(Problem details):
Extract each line bearing the word "content".

(Provided records):

[start]

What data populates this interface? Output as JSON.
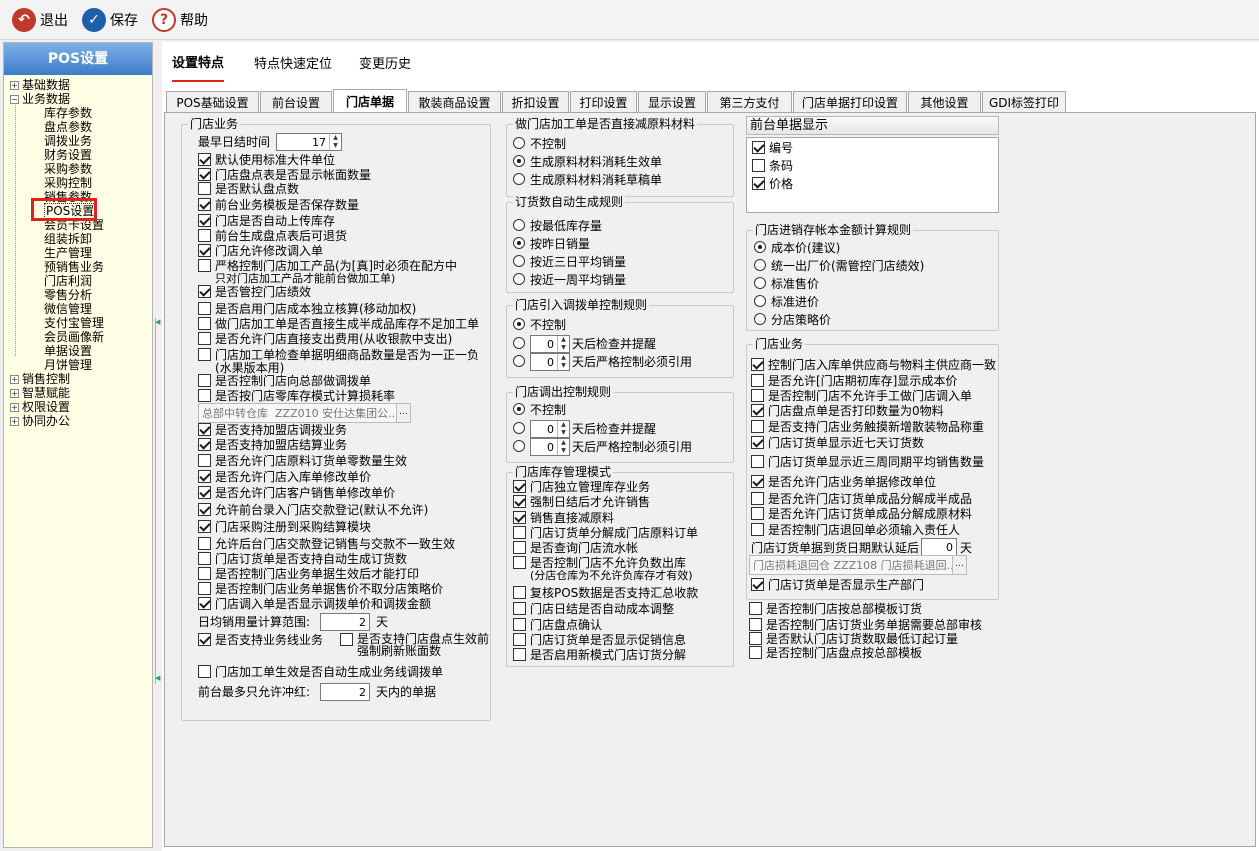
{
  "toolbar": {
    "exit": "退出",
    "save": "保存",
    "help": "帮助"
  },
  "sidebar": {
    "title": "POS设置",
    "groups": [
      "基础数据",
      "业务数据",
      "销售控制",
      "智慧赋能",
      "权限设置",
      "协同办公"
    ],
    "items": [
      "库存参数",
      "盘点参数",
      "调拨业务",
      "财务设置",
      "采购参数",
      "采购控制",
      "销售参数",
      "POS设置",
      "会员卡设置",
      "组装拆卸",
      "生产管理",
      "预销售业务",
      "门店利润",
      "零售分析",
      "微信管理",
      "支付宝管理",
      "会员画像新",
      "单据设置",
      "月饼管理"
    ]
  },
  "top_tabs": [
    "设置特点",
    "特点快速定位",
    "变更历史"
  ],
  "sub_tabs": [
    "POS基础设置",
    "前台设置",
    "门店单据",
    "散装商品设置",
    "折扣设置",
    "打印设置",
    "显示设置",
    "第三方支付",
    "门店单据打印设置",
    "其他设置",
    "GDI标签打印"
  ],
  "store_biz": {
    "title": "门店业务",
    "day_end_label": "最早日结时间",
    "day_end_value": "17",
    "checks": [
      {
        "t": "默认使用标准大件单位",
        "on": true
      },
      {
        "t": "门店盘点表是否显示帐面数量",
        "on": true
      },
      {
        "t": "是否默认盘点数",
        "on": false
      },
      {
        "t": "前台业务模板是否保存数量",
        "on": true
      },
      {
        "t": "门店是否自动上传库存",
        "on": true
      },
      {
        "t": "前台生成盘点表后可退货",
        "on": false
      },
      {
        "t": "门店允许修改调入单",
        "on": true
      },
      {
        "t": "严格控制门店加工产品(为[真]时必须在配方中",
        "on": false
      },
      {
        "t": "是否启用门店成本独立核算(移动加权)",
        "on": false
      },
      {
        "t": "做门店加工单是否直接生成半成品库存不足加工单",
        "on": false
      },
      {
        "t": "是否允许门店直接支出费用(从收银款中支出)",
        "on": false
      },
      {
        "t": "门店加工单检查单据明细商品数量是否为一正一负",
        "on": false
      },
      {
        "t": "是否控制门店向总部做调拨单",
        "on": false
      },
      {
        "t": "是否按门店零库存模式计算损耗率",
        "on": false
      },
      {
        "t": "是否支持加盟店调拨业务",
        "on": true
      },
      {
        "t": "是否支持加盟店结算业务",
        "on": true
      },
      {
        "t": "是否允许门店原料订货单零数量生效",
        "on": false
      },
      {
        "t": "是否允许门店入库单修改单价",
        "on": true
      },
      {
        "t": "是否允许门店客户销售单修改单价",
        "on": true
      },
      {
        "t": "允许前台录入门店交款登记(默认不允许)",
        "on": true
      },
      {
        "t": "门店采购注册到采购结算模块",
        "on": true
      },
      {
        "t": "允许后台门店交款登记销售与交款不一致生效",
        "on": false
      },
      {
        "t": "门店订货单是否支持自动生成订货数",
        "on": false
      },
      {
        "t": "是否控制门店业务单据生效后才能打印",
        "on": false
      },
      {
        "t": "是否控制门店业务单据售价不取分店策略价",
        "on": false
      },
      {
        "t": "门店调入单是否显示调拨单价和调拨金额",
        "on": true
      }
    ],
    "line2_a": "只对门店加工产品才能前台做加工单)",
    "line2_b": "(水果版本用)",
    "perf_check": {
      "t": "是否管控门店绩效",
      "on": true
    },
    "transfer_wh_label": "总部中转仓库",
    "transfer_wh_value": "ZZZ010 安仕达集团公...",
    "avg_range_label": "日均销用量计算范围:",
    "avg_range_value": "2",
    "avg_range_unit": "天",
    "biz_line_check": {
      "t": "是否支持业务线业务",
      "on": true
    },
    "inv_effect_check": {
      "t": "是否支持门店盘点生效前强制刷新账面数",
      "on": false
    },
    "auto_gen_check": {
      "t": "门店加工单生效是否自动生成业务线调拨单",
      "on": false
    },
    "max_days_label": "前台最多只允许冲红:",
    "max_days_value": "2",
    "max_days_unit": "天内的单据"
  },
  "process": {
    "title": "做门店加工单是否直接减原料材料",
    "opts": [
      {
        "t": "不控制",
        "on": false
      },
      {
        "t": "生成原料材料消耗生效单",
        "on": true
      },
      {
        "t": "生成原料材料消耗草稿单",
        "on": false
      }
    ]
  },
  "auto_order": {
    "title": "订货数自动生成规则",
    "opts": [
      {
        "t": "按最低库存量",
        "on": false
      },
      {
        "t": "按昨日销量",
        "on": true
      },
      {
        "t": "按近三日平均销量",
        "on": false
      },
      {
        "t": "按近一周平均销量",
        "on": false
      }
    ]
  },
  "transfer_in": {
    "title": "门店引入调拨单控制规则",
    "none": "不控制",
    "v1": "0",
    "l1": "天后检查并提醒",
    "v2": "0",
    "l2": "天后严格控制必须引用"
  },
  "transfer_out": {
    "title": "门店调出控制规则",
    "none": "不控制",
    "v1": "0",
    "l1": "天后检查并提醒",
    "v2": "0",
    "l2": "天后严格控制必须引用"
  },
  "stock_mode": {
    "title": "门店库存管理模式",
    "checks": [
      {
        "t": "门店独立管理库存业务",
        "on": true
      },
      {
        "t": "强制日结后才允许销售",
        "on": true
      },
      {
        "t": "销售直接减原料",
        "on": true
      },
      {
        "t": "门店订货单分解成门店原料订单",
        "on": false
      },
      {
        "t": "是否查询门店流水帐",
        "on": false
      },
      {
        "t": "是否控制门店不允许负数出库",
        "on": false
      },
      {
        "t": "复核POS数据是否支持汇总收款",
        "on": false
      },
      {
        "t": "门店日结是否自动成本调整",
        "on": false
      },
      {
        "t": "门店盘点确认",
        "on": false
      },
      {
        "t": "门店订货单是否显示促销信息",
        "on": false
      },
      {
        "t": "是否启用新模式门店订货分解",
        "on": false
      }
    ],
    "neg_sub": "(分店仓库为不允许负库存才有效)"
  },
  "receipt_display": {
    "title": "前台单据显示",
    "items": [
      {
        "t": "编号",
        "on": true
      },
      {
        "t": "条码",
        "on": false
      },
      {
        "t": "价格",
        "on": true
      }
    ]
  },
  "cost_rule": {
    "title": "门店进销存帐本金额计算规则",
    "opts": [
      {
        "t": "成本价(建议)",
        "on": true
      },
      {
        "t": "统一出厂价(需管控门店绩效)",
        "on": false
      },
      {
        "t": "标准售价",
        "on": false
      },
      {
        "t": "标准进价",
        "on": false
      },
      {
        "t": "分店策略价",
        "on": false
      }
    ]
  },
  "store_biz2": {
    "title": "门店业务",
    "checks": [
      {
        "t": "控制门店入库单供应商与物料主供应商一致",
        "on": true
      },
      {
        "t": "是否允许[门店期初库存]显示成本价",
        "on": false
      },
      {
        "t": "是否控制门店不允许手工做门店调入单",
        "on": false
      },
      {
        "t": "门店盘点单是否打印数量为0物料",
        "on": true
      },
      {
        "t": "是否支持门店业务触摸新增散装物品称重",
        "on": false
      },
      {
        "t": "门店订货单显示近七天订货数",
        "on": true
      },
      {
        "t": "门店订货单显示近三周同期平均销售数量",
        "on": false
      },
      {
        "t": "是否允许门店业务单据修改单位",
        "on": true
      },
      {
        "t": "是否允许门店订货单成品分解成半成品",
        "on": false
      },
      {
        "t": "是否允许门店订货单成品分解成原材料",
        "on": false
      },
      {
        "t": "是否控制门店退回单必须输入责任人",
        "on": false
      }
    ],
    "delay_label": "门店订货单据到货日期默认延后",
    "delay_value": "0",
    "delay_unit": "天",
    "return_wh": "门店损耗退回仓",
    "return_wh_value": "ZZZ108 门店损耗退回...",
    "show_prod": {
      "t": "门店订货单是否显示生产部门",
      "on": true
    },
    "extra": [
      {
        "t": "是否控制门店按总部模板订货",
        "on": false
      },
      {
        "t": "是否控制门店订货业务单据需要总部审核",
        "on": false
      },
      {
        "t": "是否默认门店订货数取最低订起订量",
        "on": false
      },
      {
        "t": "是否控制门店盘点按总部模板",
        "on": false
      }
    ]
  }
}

[end]
[start]

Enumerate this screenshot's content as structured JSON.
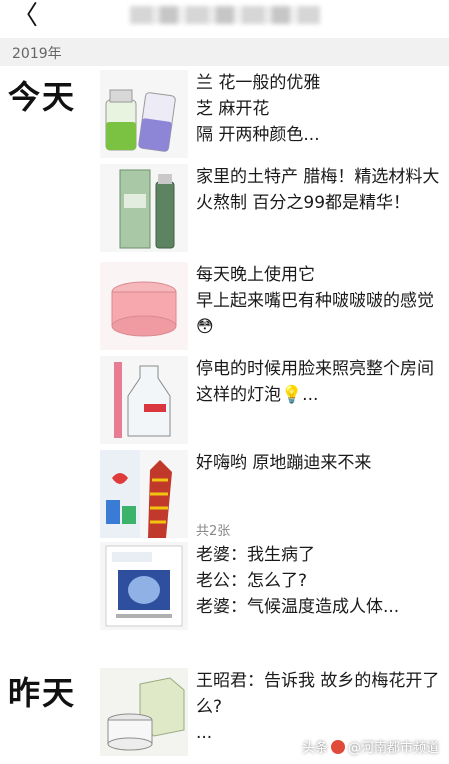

[end]
[start]

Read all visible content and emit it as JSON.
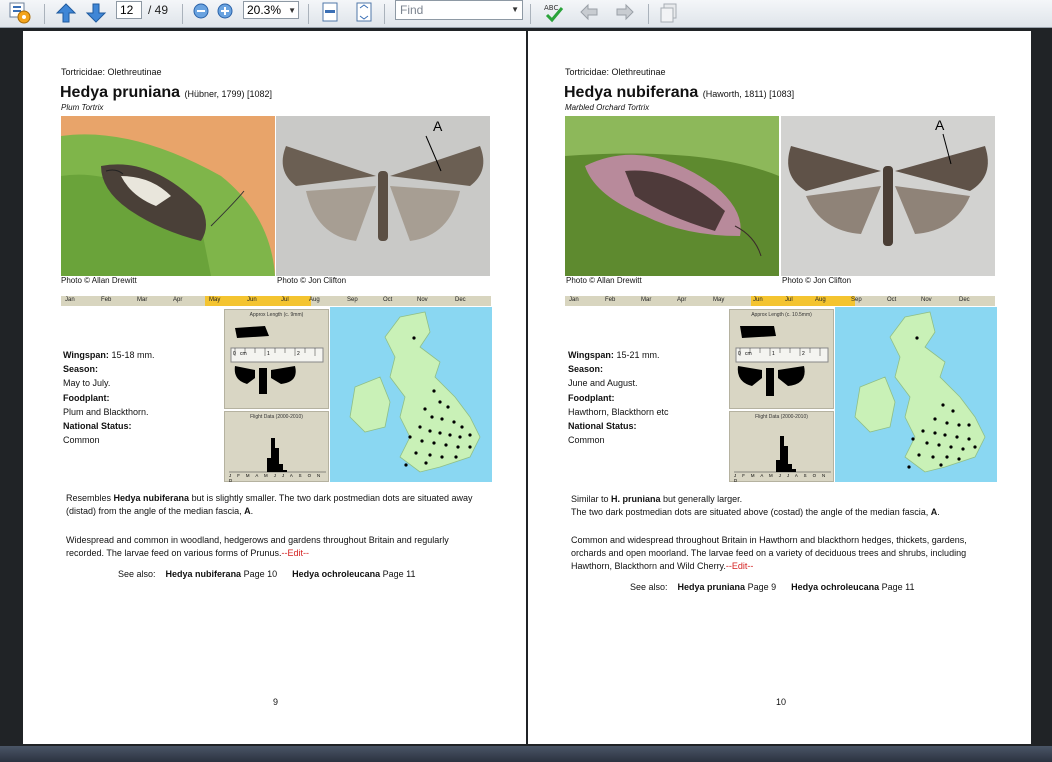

[end]

(Answer):
Enumerate this screenshot's content as structured JSON.
Read all visible content and emit it as JSON.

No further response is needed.